**Teks yang Ditampilkan**
----------
KURIKULUM berbasis cinta mengarusutamakan bagaimana cinta menjadi spirit dalam dunia pendidikan di Indonesia, dapat tumbuh dengan pola pikir yang inklusif dan mampu memandang perbedaan sebagai bagian dari keragaman dan kekayaan bangsa yang harus dijaga dan dirawat. Kurikulum berbasis cinta merupakan sebuah gagasan inovatif dalam dunia pendidikan yang digagas Menteri Agama Nasaruddin Umar. Konsep itu menyoroti pentingnya nilai-nilai kasih sayang, toleransi, dan kedamaian dalam proses pembelajaran.

Kurikulum cinta bertujuan menumbuhkembang­kan atau melahirkan generasi muda yang memiliki karakter mulia, mampu menghargai sebuah perbedaan berdasarkan cinta, dan berkontribusi positif bagi masyarakat yang plural atau yang beragam.

KONSEP PENDIDIKAN TRANSFORMATIF ALA NASARUDDIN UMAR

Dalam era kepemimpinannya, Prof Dr KH Nasaruddin Umar MA sebagai menteri agama menyampaikan konsep baru kurikulum yang akan digagas pada pendidikan di lingkup Kementerian Agama, yakni mempromosikan dan mengarusutamakan bagaimana cinta menjadi spirit dalam sebuah kehidupan berbangsa dan bernegara, khususnya di dunia pendidikan.

Nasaruddin Umar meyakini bahwa semua agama mengajarkan cinta kasih dan kebaikan bagi umat mereka. Tidak ada agama yang mengajarkan kekerasan. Dalam berbagai kesempatan Imam Besar Masjid Negara Istiqlal itu meyakini betul bahwa semakin dekat dan sadar penganut agama terhadap ajaran agama masing-masing maka dunia ini akan damai dan sejuk, yang boleh jadi mungkin negara tidak memerlukan lagi polisi.
----------
**Data yang Diberikan**
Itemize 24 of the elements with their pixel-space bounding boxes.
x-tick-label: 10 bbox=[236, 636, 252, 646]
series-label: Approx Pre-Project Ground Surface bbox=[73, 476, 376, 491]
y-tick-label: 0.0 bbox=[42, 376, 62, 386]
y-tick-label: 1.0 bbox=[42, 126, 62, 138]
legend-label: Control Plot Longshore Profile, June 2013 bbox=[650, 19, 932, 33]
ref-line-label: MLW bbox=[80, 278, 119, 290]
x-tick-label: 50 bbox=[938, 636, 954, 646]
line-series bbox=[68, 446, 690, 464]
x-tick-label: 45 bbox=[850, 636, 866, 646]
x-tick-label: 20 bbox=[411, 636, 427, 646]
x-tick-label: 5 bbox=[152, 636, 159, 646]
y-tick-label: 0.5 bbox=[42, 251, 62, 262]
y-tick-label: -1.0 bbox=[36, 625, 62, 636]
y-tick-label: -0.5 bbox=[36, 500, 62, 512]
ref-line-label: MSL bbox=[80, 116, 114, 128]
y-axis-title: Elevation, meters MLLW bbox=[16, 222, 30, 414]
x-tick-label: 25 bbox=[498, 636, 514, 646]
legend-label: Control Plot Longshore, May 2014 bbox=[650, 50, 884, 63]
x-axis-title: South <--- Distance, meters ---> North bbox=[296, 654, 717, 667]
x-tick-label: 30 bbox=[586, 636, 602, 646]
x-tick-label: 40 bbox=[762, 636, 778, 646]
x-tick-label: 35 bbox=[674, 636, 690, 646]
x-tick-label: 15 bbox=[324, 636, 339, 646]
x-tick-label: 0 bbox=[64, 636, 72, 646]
----------
**Soal Latihan**
**A)** Dalam teks tentang kurikulum berbasis cinta, siapa yang menggagas kurikulum tersebut?
**B)** Tentukan apakah setiap pernyataan berikut sesuai dengan teks tentang kurikulum berbasis cinta. Jawab ya atau tidak, lalu kutip kata-kata teks yang menentukannya. (i) Nasaruddin Umar meyakini bahwa ada agama yang mengajarkan kekerasan. (ii) Konsep kurikulum berbasis cinta menyoroti pentingnya nilai kasih sayang, toleransi, dan kedamaian dalam pembelajaran. (iii) Nasaruddin Umar adalah Imam Besar Masjid Negara Istiqlal.
Daftar di atas tidak berperan dalam pengerjaan ini.

**Hasil Tugas**
**A)** Menteri Agama Nasaruddin Umar.

**B)**
(i) Tidak: "Tidak ada agama yang mengajarkan kekerasan."
(ii) Ya: "Konsep itu menyoroti pentingnya nilai-nilai kasih sayang, toleransi, dan kedamaian dalam proses pembelajaran."
(iii) Ya: "Dalam berbagai kesempatan Imam Besar Masjid Negara Istiqlal itu meyakini betul"